> Goal of the exercise
Below are some records: retype them all exactly, but not the pictures.

> Material provided
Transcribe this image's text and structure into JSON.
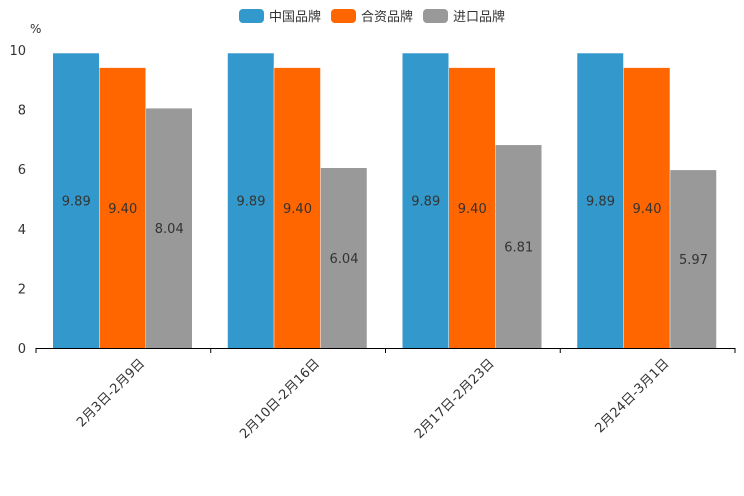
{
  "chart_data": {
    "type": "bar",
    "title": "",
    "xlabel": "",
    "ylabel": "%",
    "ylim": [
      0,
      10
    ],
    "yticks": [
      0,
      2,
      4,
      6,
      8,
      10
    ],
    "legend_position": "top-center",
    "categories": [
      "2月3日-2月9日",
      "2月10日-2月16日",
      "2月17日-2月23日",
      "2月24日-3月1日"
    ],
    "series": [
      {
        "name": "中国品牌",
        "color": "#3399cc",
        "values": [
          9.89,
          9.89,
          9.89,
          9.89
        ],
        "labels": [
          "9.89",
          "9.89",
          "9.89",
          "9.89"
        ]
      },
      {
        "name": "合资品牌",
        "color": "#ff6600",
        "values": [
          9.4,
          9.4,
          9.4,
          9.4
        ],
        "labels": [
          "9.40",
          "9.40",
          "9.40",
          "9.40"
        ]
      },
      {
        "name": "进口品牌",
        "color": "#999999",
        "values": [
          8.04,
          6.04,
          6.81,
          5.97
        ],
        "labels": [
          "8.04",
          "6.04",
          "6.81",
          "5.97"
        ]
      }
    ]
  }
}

> Solution to this task
Transcribe this image's text and structure into JSON.
{
  "chart_data": {
    "type": "bar",
    "title": "",
    "xlabel": "",
    "ylabel": "%",
    "ylim": [
      0,
      10
    ],
    "yticks": [
      0,
      2,
      4,
      6,
      8,
      10
    ],
    "legend_position": "top-center",
    "categories": [
      "2月3日-2月9日",
      "2月10日-2月16日",
      "2月17日-2月23日",
      "2月24日-3月1日"
    ],
    "series": [
      {
        "name": "中国品牌",
        "color": "#3399cc",
        "values": [
          9.89,
          9.89,
          9.89,
          9.89
        ],
        "labels": [
          "9.89",
          "9.89",
          "9.89",
          "9.89"
        ]
      },
      {
        "name": "合资品牌",
        "color": "#ff6600",
        "values": [
          9.4,
          9.4,
          9.4,
          9.4
        ],
        "labels": [
          "9.40",
          "9.40",
          "9.40",
          "9.40"
        ]
      },
      {
        "name": "进口品牌",
        "color": "#999999",
        "values": [
          8.04,
          6.04,
          6.81,
          5.97
        ],
        "labels": [
          "8.04",
          "6.04",
          "6.81",
          "5.97"
        ]
      }
    ]
  }
}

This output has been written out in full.